What the task requires: Below are records to repeat exactly. Omit the pictures from the copy.

(Entries taken from a collection)
━━━━
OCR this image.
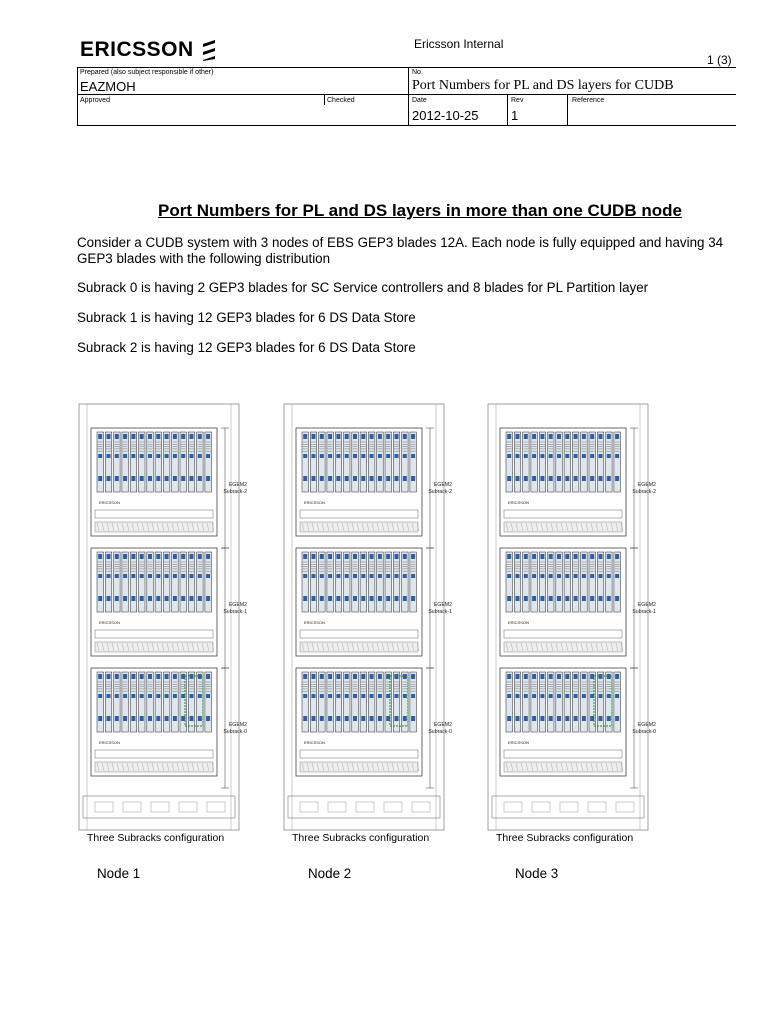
ERICSSON	Ericsson Internal
1 (3)
Prepared (also subject responsible if other)
EAZMOH
No.
Port Numbers for PL and DS layers for CUDB
Approved	Checked	Date
2012-10-25
Rev
1
Reference
Port Numbers for PL and DS layers in more than one CUDB node
Consider a CUDB system with 3 nodes of EBS GEP3 blades 12A. Each node is fully equipped and having 34 GEP3 blades with the following distribution
Subrack 0 is having 2 GEP3 blades for SC Service controllers and 8 blades for PL Partition layer
Subrack 1 is having 12 GEP3 blades for 6 DS Data Store
Subrack 2 is having 12 GEP3 blades for 6 DS Data Store
ERICSSON
EGEM2
Subrack-2
ERICSSON
EGEM2
Subrack-1
ERICSSON
EGEM2
Subrack-0
ERICSSON
EGEM2
Subrack-2
ERICSSON
EGEM2
Subrack-1
ERICSSON
EGEM2
Subrack-0
ERICSSON
EGEM2
Subrack-2
ERICSSON
EGEM2
Subrack-1
ERICSSON
EGEM2
Subrack-0
Three Subracks configuration	Three Subracks configuration	Three Subracks configuration
Node 1	Node 2	Node 3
━━━━
Exercise solution:
OCR this image.
ERICSSON	Ericsson Internal
1 (3)
Prepared (also subject responsible if other)
EAZMOH
No.
Port Numbers for PL and DS layers for CUDB
Approved	Checked	Date
2012-10-25
Rev
1
Reference
Port Numbers for PL and DS layers in more than one CUDB node
Consider a CUDB system with 3 nodes of EBS GEP3 blades 12A. Each node is fully equipped and having 34 GEP3 blades with the following distribution
Subrack 0 is having 2 GEP3 blades for SC Service controllers and 8 blades for PL Partition layer
Subrack 1 is having 12 GEP3 blades for 6 DS Data Store
Subrack 2 is having 12 GEP3 blades for 6 DS Data Store
ERICSSON
EGEM2
Subrack-2
ERICSSON
EGEM2
Subrack-1
ERICSSON
EGEM2
Subrack-0
ERICSSON
EGEM2
Subrack-2
ERICSSON
EGEM2
Subrack-1
ERICSSON
EGEM2
Subrack-0
ERICSSON
EGEM2
Subrack-2
ERICSSON
EGEM2
Subrack-1
ERICSSON
EGEM2
Subrack-0
Three Subracks configuration	Three Subracks configuration	Three Subracks configuration
Node 1	Node 2	Node 3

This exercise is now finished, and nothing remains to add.